DO THIS: Hunt for the word "Mars" across the entries below, copying each line that holds it.

[Records excerpted from a collection]
============

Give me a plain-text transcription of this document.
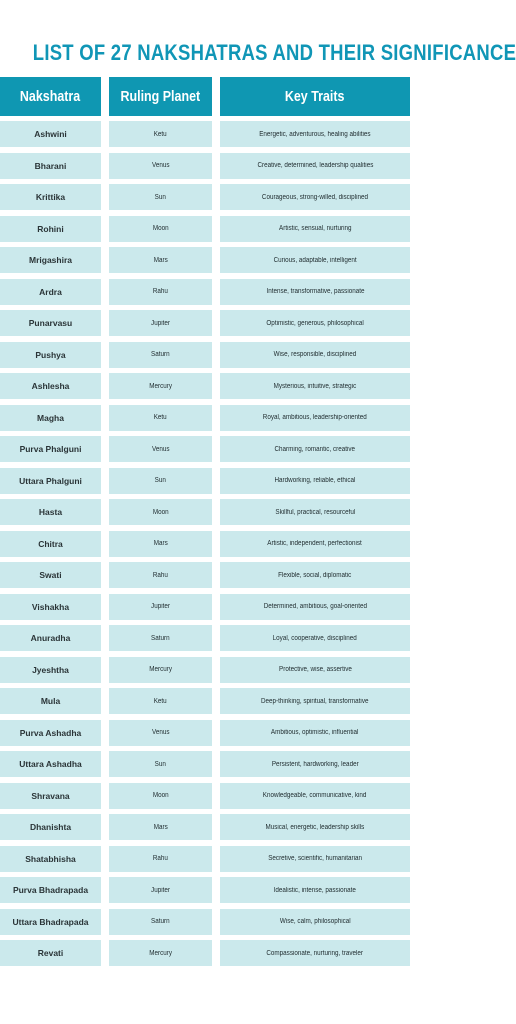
LIST OF 27 NAKSHATRAS AND THEIR SIGNIFICANCE
Nakshatra	Ruling Planet	Key Traits
Ashwini	Ketu	Energetic, adventurous, healing abilities
Bharani	Venus	Creative, determined, leadership qualities
Krittika	Sun	Courageous, strong-willed, disciplined
Rohini	Moon	Artistic, sensual, nurturing
Mrigashira	Mars	Curious, adaptable, intelligent
Ardra	Rahu	Intense, transformative, passionate
Punarvasu	Jupiter	Optimistic, generous, philosophical
Pushya	Saturn	Wise, responsible, disciplined
Ashlesha	Mercury	Mysterious, intuitive, strategic
Magha	Ketu	Royal, ambitious, leadership-oriented
Purva Phalguni	Venus	Charming, romantic, creative
Uttara Phalguni	Sun	Hardworking, reliable, ethical
Hasta	Moon	Skillful, practical, resourceful
Chitra	Mars	Artistic, independent, perfectionist
Swati	Rahu	Flexible, social, diplomatic
Vishakha	Jupiter	Determined, ambitious, goal-oriented
Anuradha	Saturn	Loyal, cooperative, disciplined
Jyeshtha	Mercury	Protective, wise, assertive
Mula	Ketu	Deep-thinking, spiritual, transformative
Purva Ashadha	Venus	Ambitious, optimistic, influential
Uttara Ashadha	Sun	Persistent, hardworking, leader
Shravana	Moon	Knowledgeable, communicative, kind
Dhanishta	Mars	Musical, energetic, leadership skills
Shatabhisha	Rahu	Secretive, scientific, humanitarian
Purva Bhadrapada	Jupiter	Idealistic, intense, passionate
Uttara Bhadrapada	Saturn	Wise, calm, philosophical
Revati	Mercury	Compassionate, nurturing, traveler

============

RESULT BELOW:
Mrigashira	Mars	Curious, adaptable, intelligent
Chitra	Mars	Artistic, independent, perfectionist
Dhanishta	Mars	Musical, energetic, leadership skills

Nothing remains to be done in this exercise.